» **WORK REQUEST A**
The passage below concerns comparing floating point numbers. List every kind of arithmetic or number representation that its final paragraph names.
» **WORK REQUEST B**
Duplicate the portion of the floating point passage below that begins with the words containing "I don't think" and ends with "the last case.".

» **DOCUMENT SECTION**
"""

I don't think the details would vary so much (beyond setting eps). The
point really is that people who want to compare floating point numbers
will (if the read documentation) be put on notice that using equal() or
if a=b ... is NOT usually what you want in a program. Some people
offer ideas like "fuzzy" comparison as in Mathematica. But that is
usually not the right thing, and is in some cases very bad. So
providing relative and absolute errors is a kind of pre-emptive strike
against bad practice.
So I think we can "help the others."
Perhaps a chapter on numerical analysis in a context where you can do
exact arithmetic and arbitrary precision floats, as well as the
commonplace machine floats. There are many books on numerical analysis,
but they almost uniformly deal with the last case.

"""

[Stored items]
"""

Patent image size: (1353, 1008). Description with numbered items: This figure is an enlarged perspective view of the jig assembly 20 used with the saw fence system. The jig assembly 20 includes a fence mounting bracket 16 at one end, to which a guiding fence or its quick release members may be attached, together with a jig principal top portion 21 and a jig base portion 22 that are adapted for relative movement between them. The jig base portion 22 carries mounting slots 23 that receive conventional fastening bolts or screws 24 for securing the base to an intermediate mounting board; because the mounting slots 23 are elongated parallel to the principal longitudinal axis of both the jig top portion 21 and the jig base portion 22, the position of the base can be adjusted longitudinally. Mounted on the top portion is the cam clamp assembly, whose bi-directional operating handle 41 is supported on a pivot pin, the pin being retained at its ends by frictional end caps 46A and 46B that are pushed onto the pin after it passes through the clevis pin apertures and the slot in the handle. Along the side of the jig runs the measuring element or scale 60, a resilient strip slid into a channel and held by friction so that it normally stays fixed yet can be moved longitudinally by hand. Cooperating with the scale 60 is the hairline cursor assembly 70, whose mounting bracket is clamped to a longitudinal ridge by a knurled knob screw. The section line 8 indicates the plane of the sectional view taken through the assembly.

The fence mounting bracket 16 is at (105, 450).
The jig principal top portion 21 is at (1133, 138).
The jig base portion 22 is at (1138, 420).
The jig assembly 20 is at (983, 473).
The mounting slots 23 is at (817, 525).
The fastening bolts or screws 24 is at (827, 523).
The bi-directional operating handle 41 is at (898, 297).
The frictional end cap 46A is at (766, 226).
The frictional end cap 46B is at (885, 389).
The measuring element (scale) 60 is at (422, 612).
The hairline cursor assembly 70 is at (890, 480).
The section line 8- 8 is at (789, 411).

"""

» **YOUR RESPONSE A**
- exact arithmetic
- arbitrary precision floats
- commonplace machine floats

» **YOUR RESPONSE B**
I don't think the details would vary so much (beyond setting eps). The
point really is that people who want to compare floating point numbers
will (if the read documentation) be put on notice that using equal() or
if a=b ... is NOT usually what you want in a program. Some people
offer ideas like "fuzzy" comparison as in Mathematica. But that is
usually not the right thing, and is in some cases very bad. So
providing relative and absolute errors is a kind of pre-emptive strike
against bad practice.
So I think we can "help the others."
Perhaps a chapter on numerical analysis in a context where you can do
exact arithmetic and arbitrary precision floats, as well as the
commonplace machine floats. There are many books on numerical analysis,
but they almost uniformly deal with the last case.